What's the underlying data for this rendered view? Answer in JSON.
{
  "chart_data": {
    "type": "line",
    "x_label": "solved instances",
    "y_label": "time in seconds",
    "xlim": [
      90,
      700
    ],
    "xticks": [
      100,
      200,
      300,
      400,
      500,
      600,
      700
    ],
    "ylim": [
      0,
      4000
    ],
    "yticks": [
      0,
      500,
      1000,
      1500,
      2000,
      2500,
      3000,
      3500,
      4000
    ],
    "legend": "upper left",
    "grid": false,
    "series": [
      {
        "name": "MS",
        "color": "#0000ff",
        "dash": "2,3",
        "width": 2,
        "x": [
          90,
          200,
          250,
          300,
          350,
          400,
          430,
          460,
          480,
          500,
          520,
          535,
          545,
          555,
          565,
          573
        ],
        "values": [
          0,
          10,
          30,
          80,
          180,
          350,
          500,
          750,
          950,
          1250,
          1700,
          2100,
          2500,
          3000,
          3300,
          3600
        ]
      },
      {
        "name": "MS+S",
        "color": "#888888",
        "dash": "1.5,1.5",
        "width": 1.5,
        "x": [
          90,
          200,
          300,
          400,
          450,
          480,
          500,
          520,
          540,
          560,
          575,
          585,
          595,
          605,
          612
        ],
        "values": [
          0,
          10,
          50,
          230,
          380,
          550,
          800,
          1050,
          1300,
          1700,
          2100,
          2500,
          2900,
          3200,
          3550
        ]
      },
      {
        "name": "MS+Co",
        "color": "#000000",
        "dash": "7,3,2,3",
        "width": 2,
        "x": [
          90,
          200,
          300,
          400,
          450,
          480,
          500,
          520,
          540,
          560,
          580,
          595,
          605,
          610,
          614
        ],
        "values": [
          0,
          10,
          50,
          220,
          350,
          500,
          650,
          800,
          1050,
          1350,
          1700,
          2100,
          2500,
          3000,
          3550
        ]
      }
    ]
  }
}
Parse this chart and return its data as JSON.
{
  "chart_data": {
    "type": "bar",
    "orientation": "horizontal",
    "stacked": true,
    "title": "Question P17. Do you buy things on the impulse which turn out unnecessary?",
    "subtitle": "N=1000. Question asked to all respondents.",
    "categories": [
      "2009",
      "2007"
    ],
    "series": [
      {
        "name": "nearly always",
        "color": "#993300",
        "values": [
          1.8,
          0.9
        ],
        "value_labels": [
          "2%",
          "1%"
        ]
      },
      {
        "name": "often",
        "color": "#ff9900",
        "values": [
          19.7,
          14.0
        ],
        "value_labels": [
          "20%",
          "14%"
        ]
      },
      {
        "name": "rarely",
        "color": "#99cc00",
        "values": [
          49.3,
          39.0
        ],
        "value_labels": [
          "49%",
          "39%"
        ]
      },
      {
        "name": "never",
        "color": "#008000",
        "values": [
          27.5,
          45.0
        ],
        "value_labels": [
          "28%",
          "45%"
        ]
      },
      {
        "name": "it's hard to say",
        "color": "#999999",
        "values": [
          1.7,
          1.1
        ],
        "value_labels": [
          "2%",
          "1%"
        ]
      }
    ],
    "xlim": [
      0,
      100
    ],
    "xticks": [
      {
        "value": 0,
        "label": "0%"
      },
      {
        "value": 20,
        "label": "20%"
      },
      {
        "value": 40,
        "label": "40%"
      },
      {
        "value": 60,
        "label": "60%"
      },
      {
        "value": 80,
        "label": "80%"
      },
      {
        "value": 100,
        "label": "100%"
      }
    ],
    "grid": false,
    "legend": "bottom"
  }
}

> Goal
Write out each line of the data above again, exactly as given.

> Complete response
What's the underlying data for this rendered view? Answer in JSON.
{
  "chart_data": {
    "type": "line",
    "x_label": "solved instances",
    "y_label": "time in seconds",
    "xlim": [
      90,
      700
    ],
    "xticks": [
      100,
      200,
      300,
      400,
      500,
      600,
      700
    ],
    "ylim": [
      0,
      4000
    ],
    "yticks": [
      0,
      500,
      1000,
      1500,
      2000,
      2500,
      3000,
      3500,
      4000
    ],
    "legend": "upper left",
    "grid": false,
    "series": [
      {
        "name": "MS",
        "color": "#0000ff",
        "dash": "2,3",
        "width": 2,
        "x": [
          90,
          200,
          250,
          300,
          350,
          400,
          430,
          460,
          480,
          500,
          520,
          535,
          545,
          555,
          565,
          573
        ],
        "values": [
          0,
          10,
          30,
          80,
          180,
          350,
          500,
          750,
          950,
          1250,
          1700,
          2100,
          2500,
          3000,
          3300,
          3600
        ]
      },
      {
        "name": "MS+S",
        "color": "#888888",
        "dash": "1.5,1.5",
        "width": 1.5,
        "x": [
          90,
          200,
          300,
          400,
          450,
          480,
          500,
          520,
          540,
          560,
          575,
          585,
          595,
          605,
          612
        ],
        "values": [
          0,
          10,
          50,
          230,
          380,
          550,
          800,
          1050,
          1300,
          1700,
          2100,
          2500,
          2900,
          3200,
          3550
        ]
      },
      {
        "name": "MS+Co",
        "color": "#000000",
        "dash": "7,3,2,3",
        "width": 2,
        "x": [
          90,
          200,
          300,
          400,
          450,
          480,
          500,
          520,
          540,
          560,
          580,
          595,
          605,
          610,
          614
        ],
        "values": [
          0,
          10,
          50,
          220,
          350,
          500,
          650,
          800,
          1050,
          1350,
          1700,
          2100,
          2500,
          3000,
          3550
        ]
      }
    ]
  }
}
Parse this chart and return its data as JSON.
{
  "chart_data": {
    "type": "bar",
    "orientation": "horizontal",
    "stacked": true,
    "title": "Question P17. Do you buy things on the impulse which turn out unnecessary?",
    "subtitle": "N=1000. Question asked to all respondents.",
    "categories": [
      "2009",
      "2007"
    ],
    "series": [
      {
        "name": "nearly always",
        "color": "#993300",
        "values": [
          1.8,
          0.9
        ],
        "value_labels": [
          "2%",
          "1%"
        ]
      },
      {
        "name": "often",
        "color": "#ff9900",
        "values": [
          19.7,
          14.0
        ],
        "value_labels": [
          "20%",
          "14%"
        ]
      },
      {
        "name": "rarely",
        "color": "#99cc00",
        "values": [
          49.3,
          39.0
        ],
        "value_labels": [
          "49%",
          "39%"
        ]
      },
      {
        "name": "never",
        "color": "#008000",
        "values": [
          27.5,
          45.0
        ],
        "value_labels": [
          "28%",
          "45%"
        ]
      },
      {
        "name": "it's hard to say",
        "color": "#999999",
        "values": [
          1.7,
          1.1
        ],
        "value_labels": [
          "2%",
          "1%"
        ]
      }
    ],
    "xlim": [
      0,
      100
    ],
    "xticks": [
      {
        "value": 0,
        "label": "0%"
      },
      {
        "value": 20,
        "label": "20%"
      },
      {
        "value": 40,
        "label": "40%"
      },
      {
        "value": 60,
        "label": "60%"
      },
      {
        "value": 80,
        "label": "80%"
      },
      {
        "value": 100,
        "label": "100%"
      }
    ],
    "grid": false,
    "legend": "bottom"
  }
}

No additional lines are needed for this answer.